In the entries below, find the lines that contain the word "przypadku" and copy them.

┏━━

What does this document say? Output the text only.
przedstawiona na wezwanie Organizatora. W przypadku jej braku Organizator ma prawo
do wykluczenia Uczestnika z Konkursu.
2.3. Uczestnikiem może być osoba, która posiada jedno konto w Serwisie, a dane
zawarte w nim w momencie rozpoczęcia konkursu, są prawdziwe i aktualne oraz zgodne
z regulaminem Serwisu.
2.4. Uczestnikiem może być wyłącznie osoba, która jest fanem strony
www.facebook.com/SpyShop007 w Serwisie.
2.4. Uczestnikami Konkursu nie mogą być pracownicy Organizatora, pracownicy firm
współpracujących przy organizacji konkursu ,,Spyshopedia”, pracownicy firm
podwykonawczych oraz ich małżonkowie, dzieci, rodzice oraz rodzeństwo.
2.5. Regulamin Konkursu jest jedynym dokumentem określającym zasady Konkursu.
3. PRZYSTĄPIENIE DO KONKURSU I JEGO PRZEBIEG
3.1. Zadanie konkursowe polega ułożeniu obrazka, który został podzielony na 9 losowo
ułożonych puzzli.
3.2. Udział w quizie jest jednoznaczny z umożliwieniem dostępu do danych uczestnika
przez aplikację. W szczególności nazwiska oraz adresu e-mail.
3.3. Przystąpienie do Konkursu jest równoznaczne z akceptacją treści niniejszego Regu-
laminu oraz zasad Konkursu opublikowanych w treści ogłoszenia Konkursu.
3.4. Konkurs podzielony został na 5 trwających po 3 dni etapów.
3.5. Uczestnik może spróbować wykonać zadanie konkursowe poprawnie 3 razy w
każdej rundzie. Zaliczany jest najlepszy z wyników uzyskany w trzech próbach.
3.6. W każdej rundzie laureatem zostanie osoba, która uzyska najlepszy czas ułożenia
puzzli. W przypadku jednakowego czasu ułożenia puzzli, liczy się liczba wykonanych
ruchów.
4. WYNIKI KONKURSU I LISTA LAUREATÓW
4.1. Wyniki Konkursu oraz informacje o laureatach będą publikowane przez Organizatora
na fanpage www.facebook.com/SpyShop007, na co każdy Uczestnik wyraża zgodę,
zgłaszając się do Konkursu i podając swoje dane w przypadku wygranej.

┗━━

- **TASK SOLUTION**
przedstawiona na wezwanie Organizatora. W przypadku jej braku Organizator ma prawo
puzzli. W przypadku jednakowego czasu ułożenia puzzli, liczy się liczba wykonanych
zgłaszając się do Konkursu i podając swoje dane w przypadku wygranej.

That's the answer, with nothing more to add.